**** GIVEN DATA ****
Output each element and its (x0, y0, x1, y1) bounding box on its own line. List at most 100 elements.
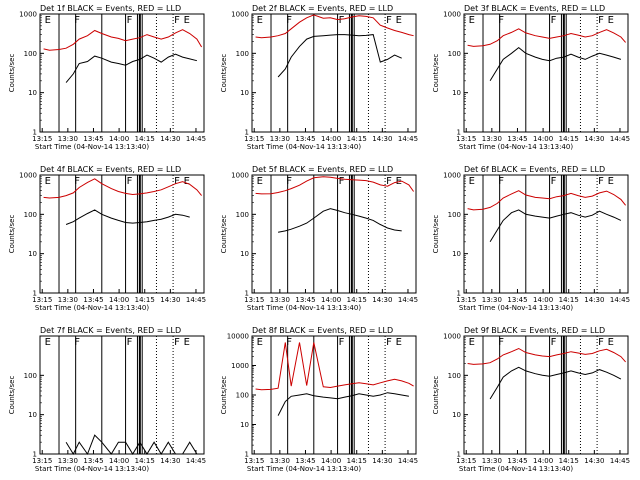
series-events-line (489, 366, 622, 400)
x-tick-label: 14:00 (533, 296, 553, 304)
series-events-line (65, 209, 190, 225)
x-tick-label: 14:30 (372, 135, 392, 143)
segment-marker: F (339, 176, 345, 187)
y-tick-label: 1000 (231, 362, 249, 370)
x-axis-label: Start Time (04-Nov-14 13:13:40) (35, 304, 149, 312)
segment-marker: E (257, 176, 263, 187)
panel-det-4: Det 4f BLACK = Events, RED = LLD 1 10 100 10… (8, 165, 206, 312)
segment-marker: E (469, 337, 475, 348)
x-tick-label: 13:45 (295, 296, 315, 304)
plot-frame (251, 335, 417, 455)
plot-frame (251, 174, 417, 294)
y-tick-label: 100 (448, 211, 461, 219)
segment-marker: F (286, 337, 292, 348)
x-tick-label: 14:45 (186, 457, 206, 465)
segment-marker: F (74, 176, 80, 187)
segment-marker: E (184, 176, 190, 187)
series-events-line (65, 53, 198, 83)
segment-marker: F (551, 15, 557, 26)
x-tick-label: 14:00 (321, 296, 341, 304)
x-tick-label: 13:45 (83, 296, 103, 304)
panel-title: Det 1f BLACK = Events, RED = LLD (40, 4, 181, 13)
y-tick-label: 100 (236, 211, 249, 219)
plot-frame (463, 13, 629, 133)
y-tick-label: 10 (240, 421, 249, 429)
series-lld-line (467, 28, 626, 47)
x-axis-label: Start Time (04-Nov-14 13:13:40) (459, 465, 573, 473)
segment-marker: F (386, 15, 392, 26)
x-tick-label: 14:00 (321, 457, 341, 465)
y-tick-label: 1 (245, 451, 249, 459)
panel-title: Det 7f BLACK = Events, RED = LLD (40, 326, 181, 335)
x-tick-label: 14:45 (610, 457, 630, 465)
x-tick-label: 14:30 (160, 457, 180, 465)
series-events-line (277, 392, 409, 416)
panel-det-6: Det 6f BLACK = Events, RED = LLD 1 10 100 10… (432, 165, 630, 312)
series-events-line (277, 34, 402, 78)
x-tick-label: 13:30 (58, 457, 78, 465)
segment-marker: F (498, 337, 504, 348)
x-tick-label: 13:45 (507, 135, 527, 143)
series-events-line (65, 434, 198, 456)
panel-title: Det 9f BLACK = Events, RED = LLD (464, 326, 605, 335)
segment-marker: F (339, 15, 345, 26)
segment-marker: F (286, 15, 292, 26)
plot-frame (463, 174, 629, 294)
segment-marker: E (257, 337, 263, 348)
x-tick-label: 13:15 (32, 296, 52, 304)
segment-marker: F (598, 15, 604, 26)
x-tick-label: 13:15 (456, 135, 476, 143)
x-tick-label: 14:45 (610, 135, 630, 143)
plot-frame (39, 335, 205, 455)
x-tick-label: 13:45 (507, 296, 527, 304)
y-tick-label: 1000 (443, 11, 461, 19)
x-tick-label: 13:30 (482, 457, 502, 465)
segment-marker: E (469, 176, 475, 187)
x-tick-label: 14:45 (398, 135, 418, 143)
x-tick-label: 14:00 (533, 135, 553, 143)
x-tick-label: 13:30 (270, 135, 290, 143)
x-tick-label: 13:30 (58, 296, 78, 304)
x-tick-label: 13:30 (58, 135, 78, 143)
x-tick-label: 14:45 (186, 296, 206, 304)
y-tick-label: 1 (33, 129, 37, 137)
panel-det-2: Det 2f BLACK = Events, RED = LLD 1 10 100 10… (220, 4, 418, 151)
segment-marker: F (339, 337, 345, 348)
segment-marker: E (184, 337, 190, 348)
segment-marker: E (608, 15, 614, 26)
y-tick-label: 100 (24, 211, 37, 219)
segment-marker: F (127, 15, 133, 26)
y-tick-label: 1000 (443, 172, 461, 180)
y-tick-label: 100 (236, 392, 249, 400)
y-axis-label: Counts/sec (8, 376, 16, 415)
x-tick-label: 14:15 (347, 457, 367, 465)
y-tick-label: 10 (28, 250, 37, 258)
y-tick-label: 1 (457, 451, 461, 459)
segment-marker: E (396, 15, 402, 26)
x-tick-label: 13:15 (244, 457, 264, 465)
x-tick-label: 14:30 (584, 135, 604, 143)
x-tick-label: 14:00 (109, 457, 129, 465)
x-tick-label: 13:15 (456, 296, 476, 304)
panel-title: Det 3f BLACK = Events, RED = LLD (464, 4, 605, 13)
segment-marker: F (551, 176, 557, 187)
y-tick-label: 1000 (443, 333, 461, 341)
y-axis-label: Counts/sec (432, 376, 440, 415)
y-tick-label: 1000 (231, 172, 249, 180)
segment-marker: F (174, 15, 180, 26)
segment-marker: E (184, 15, 190, 26)
panel-det-7: Det 7f BLACK = Events, RED = LLD 1 10 100 Co… (8, 326, 206, 473)
panel-title: Det 8f BLACK = Events, RED = LLD (252, 326, 393, 335)
segment-marker: F (386, 176, 392, 187)
x-tick-label: 13:30 (482, 135, 502, 143)
plot-frame (39, 13, 205, 133)
y-tick-label: 1 (33, 290, 37, 298)
x-tick-label: 13:15 (244, 296, 264, 304)
y-tick-label: 100 (236, 50, 249, 58)
x-tick-label: 14:45 (186, 135, 206, 143)
x-tick-label: 13:30 (482, 296, 502, 304)
y-axis-label: Counts/sec (220, 215, 228, 254)
x-tick-label: 14:00 (321, 135, 341, 143)
segment-marker: F (174, 337, 180, 348)
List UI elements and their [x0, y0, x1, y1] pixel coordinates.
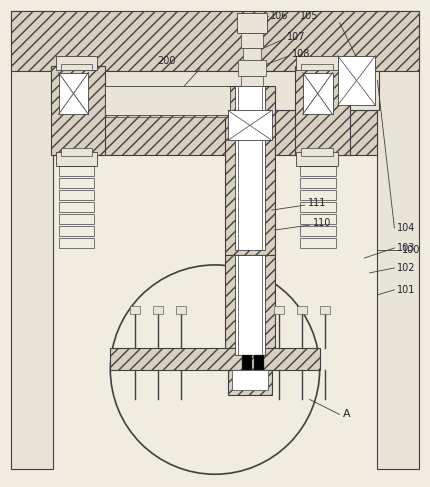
Bar: [52, 111, 378, 155]
Bar: [243, 48, 261, 59]
Bar: [338, 56, 375, 106]
Text: 100: 100: [402, 245, 421, 255]
Bar: [61, 149, 92, 156]
Bar: [51, 71, 379, 111]
Bar: [225, 86, 275, 255]
Text: 103: 103: [397, 243, 416, 253]
Bar: [58, 238, 95, 248]
Bar: [228, 370, 272, 394]
Text: 101: 101: [397, 285, 416, 295]
Bar: [300, 214, 335, 224]
Bar: [232, 370, 268, 390]
Bar: [58, 166, 95, 176]
Bar: [303, 73, 333, 114]
Bar: [319, 306, 330, 314]
Bar: [58, 202, 95, 212]
Text: 105: 105: [300, 11, 318, 21]
Bar: [274, 306, 284, 314]
Bar: [296, 152, 338, 166]
Bar: [225, 255, 275, 359]
Bar: [295, 66, 350, 155]
Bar: [296, 56, 338, 70]
Bar: [105, 86, 230, 115]
Bar: [130, 306, 140, 314]
Text: 106: 106: [270, 11, 288, 21]
Bar: [300, 238, 335, 248]
Bar: [378, 11, 419, 469]
Bar: [55, 152, 97, 166]
Bar: [235, 86, 265, 250]
Bar: [300, 166, 335, 176]
Bar: [111, 348, 319, 370]
Bar: [58, 226, 95, 236]
Bar: [228, 111, 272, 140]
Bar: [61, 64, 92, 70]
Text: 110: 110: [313, 218, 331, 228]
Bar: [254, 355, 264, 370]
Text: 104: 104: [397, 223, 416, 233]
Bar: [153, 306, 163, 314]
Bar: [241, 75, 263, 86]
Bar: [242, 355, 252, 370]
Text: A: A: [343, 410, 350, 419]
Text: 111: 111: [308, 198, 326, 208]
Text: 108: 108: [292, 49, 310, 58]
Bar: [301, 64, 333, 70]
Text: 107: 107: [287, 32, 305, 42]
Bar: [238, 59, 266, 75]
Bar: [58, 190, 95, 200]
Bar: [300, 190, 335, 200]
Bar: [300, 202, 335, 212]
Bar: [301, 149, 333, 156]
Bar: [235, 255, 265, 355]
Bar: [11, 11, 419, 71]
Bar: [58, 73, 89, 114]
Text: 200: 200: [157, 56, 176, 66]
Bar: [241, 33, 263, 48]
Bar: [300, 226, 335, 236]
Bar: [105, 102, 230, 117]
Bar: [51, 66, 105, 155]
Bar: [237, 13, 267, 33]
Text: 102: 102: [397, 263, 416, 273]
Bar: [58, 214, 95, 224]
Bar: [176, 306, 186, 314]
Bar: [58, 178, 95, 188]
Bar: [11, 11, 52, 469]
Bar: [55, 56, 97, 70]
Bar: [297, 306, 307, 314]
Bar: [300, 178, 335, 188]
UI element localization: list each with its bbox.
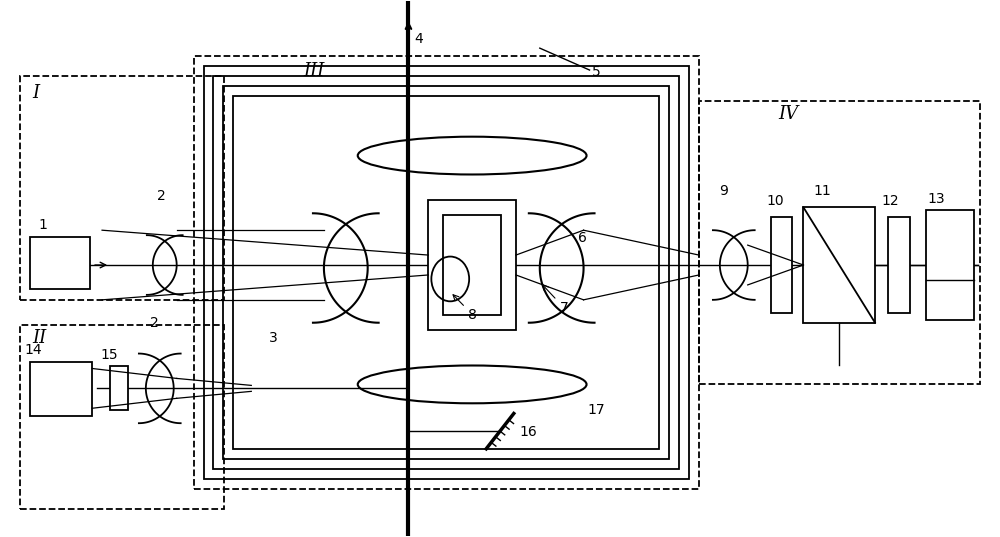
Bar: [803, 207, 875, 323]
Text: 3: 3: [269, 331, 278, 345]
Text: I: I: [32, 84, 40, 102]
Text: 10: 10: [767, 194, 784, 208]
Text: 7: 7: [543, 285, 568, 315]
Text: 15: 15: [100, 347, 118, 361]
Bar: [926, 211, 974, 320]
Text: 14: 14: [24, 343, 42, 357]
Text: 13: 13: [928, 192, 945, 206]
Text: 12: 12: [881, 194, 899, 208]
Text: II: II: [32, 329, 47, 346]
Text: 5: 5: [592, 65, 600, 79]
Bar: [20, 325, 224, 509]
Text: 6: 6: [578, 231, 586, 245]
Bar: [443, 215, 501, 315]
Bar: [110, 366, 128, 410]
Bar: [30, 237, 90, 289]
Bar: [223, 86, 669, 459]
Bar: [30, 361, 92, 416]
Text: 4: 4: [414, 32, 423, 46]
Text: 9: 9: [719, 184, 728, 198]
Bar: [204, 66, 689, 479]
Text: IV: IV: [779, 105, 799, 123]
Text: 2: 2: [157, 190, 166, 204]
Text: 17: 17: [588, 403, 605, 417]
Text: III: III: [303, 62, 324, 80]
Text: 11: 11: [813, 184, 831, 198]
Bar: [888, 217, 910, 313]
Text: 1: 1: [38, 218, 47, 232]
Text: 16: 16: [520, 425, 538, 439]
Bar: [428, 200, 516, 330]
Bar: [20, 76, 224, 300]
Bar: [233, 96, 659, 449]
Text: 2: 2: [150, 316, 159, 330]
Text: 8: 8: [453, 295, 477, 322]
Bar: [194, 56, 699, 489]
Bar: [771, 217, 792, 313]
Bar: [699, 101, 980, 384]
Bar: [213, 76, 679, 469]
****
[DIRECTION]:
Copy out everything in the records from the line that contains "series-events-line (489, 366, 622, 400)" down to the line that contains "x-tick-label: 13:45 (295, 296, 315, 304)", with both of those lines included.

[ANSWER TO THIS TASK]:
series-events-line (489, 366, 622, 400)
x-tick-label: 14:00 (533, 296, 553, 304)
series-events-line (65, 209, 190, 225)
x-tick-label: 14:30 (372, 135, 392, 143)
segment-marker: F (339, 176, 345, 187)
y-tick-label: 1000 (231, 362, 249, 370)
x-axis-label: Start Time (04-Nov-14 13:13:40) (35, 304, 149, 312)
segment-marker: E (257, 176, 263, 187)
panel-det-4: Det 4f BLACK = Events, RED = LLD 1 10 100 10… (8, 165, 206, 312)
segment-marker: E (469, 337, 475, 348)
x-tick-label: 13:45 (295, 296, 315, 304)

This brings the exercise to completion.